— start Material to process —
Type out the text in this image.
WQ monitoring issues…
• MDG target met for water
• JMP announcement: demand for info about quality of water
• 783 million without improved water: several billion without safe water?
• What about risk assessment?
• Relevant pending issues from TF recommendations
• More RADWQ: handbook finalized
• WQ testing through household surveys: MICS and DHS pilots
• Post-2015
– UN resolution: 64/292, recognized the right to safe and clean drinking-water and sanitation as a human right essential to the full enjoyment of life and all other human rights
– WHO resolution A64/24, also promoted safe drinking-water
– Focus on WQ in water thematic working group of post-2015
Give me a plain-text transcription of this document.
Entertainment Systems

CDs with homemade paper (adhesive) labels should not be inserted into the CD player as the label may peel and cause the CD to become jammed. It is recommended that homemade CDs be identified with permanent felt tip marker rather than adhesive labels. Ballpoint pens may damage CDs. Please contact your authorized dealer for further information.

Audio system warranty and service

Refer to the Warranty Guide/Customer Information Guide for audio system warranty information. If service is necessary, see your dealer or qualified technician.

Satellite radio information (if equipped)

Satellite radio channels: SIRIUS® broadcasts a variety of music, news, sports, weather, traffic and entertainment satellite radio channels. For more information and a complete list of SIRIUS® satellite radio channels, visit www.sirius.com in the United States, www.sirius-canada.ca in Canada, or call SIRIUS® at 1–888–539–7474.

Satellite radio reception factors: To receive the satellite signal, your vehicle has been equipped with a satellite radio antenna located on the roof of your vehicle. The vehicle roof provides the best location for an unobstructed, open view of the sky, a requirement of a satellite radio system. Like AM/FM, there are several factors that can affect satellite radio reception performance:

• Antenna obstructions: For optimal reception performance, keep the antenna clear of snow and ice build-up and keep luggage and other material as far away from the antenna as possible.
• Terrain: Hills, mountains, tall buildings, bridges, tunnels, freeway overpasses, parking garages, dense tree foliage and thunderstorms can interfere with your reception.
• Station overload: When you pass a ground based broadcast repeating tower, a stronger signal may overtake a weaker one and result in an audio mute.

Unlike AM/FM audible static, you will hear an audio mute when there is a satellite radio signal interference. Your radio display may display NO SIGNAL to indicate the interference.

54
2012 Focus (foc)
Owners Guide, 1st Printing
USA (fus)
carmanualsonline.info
— end Material to process —
What you should do:
Reproduce each entry from the records above, character for character.

Response to this exercise:
Type out the text in this image.
WQ monitoring issues…
• MDG target met for water
• JMP announcement: demand for info about quality of water
• 783 million without improved water: several billion without safe water?
• What about risk assessment?
• Relevant pending issues from TF recommendations
• More RADWQ: handbook finalized
• WQ testing through household surveys: MICS and DHS pilots
• Post-2015
– UN resolution: 64/292, recognized the right to safe and clean drinking-water and sanitation as a human right essential to the full enjoyment of life and all other human rights
– WHO resolution A64/24, also promoted safe drinking-water
– Focus on WQ in water thematic working group of post-2015
Give me a plain-text transcription of this document.
Entertainment Systems

CDs with homemade paper (adhesive) labels should not be inserted into the CD player as the label may peel and cause the CD to become jammed. It is recommended that homemade CDs be identified with permanent felt tip marker rather than adhesive labels. Ballpoint pens may damage CDs. Please contact your authorized dealer for further information.

Audio system warranty and service

Refer to the Warranty Guide/Customer Information Guide for audio system warranty information. If service is necessary, see your dealer or qualified technician.

Satellite radio information (if equipped)

Satellite radio channels: SIRIUS® broadcasts a variety of music, news, sports, weather, traffic and entertainment satellite radio channels. For more information and a complete list of SIRIUS® satellite radio channels, visit www.sirius.com in the United States, www.sirius-canada.ca in Canada, or call SIRIUS® at 1–888–539–7474.

Satellite radio reception factors: To receive the satellite signal, your vehicle has been equipped with a satellite radio antenna located on the roof of your vehicle. The vehicle roof provides the best location for an unobstructed, open view of the sky, a requirement of a satellite radio system. Like AM/FM, there are several factors that can affect satellite radio reception performance:

• Antenna obstructions: For optimal reception performance, keep the antenna clear of snow and ice build-up and keep luggage and other material as far away from the antenna as possible.
• Terrain: Hills, mountains, tall buildings, bridges, tunnels, freeway overpasses, parking garages, dense tree foliage and thunderstorms can interfere with your reception.
• Station overload: When you pass a ground based broadcast repeating tower, a stronger signal may overtake a weaker one and result in an audio mute.

Unlike AM/FM audible static, you will hear an audio mute when there is a satellite radio signal interference. Your radio display may display NO SIGNAL to indicate the interference.

54
2012 Focus (foc)
Owners Guide, 1st Printing
USA (fus)
carmanualsonline.info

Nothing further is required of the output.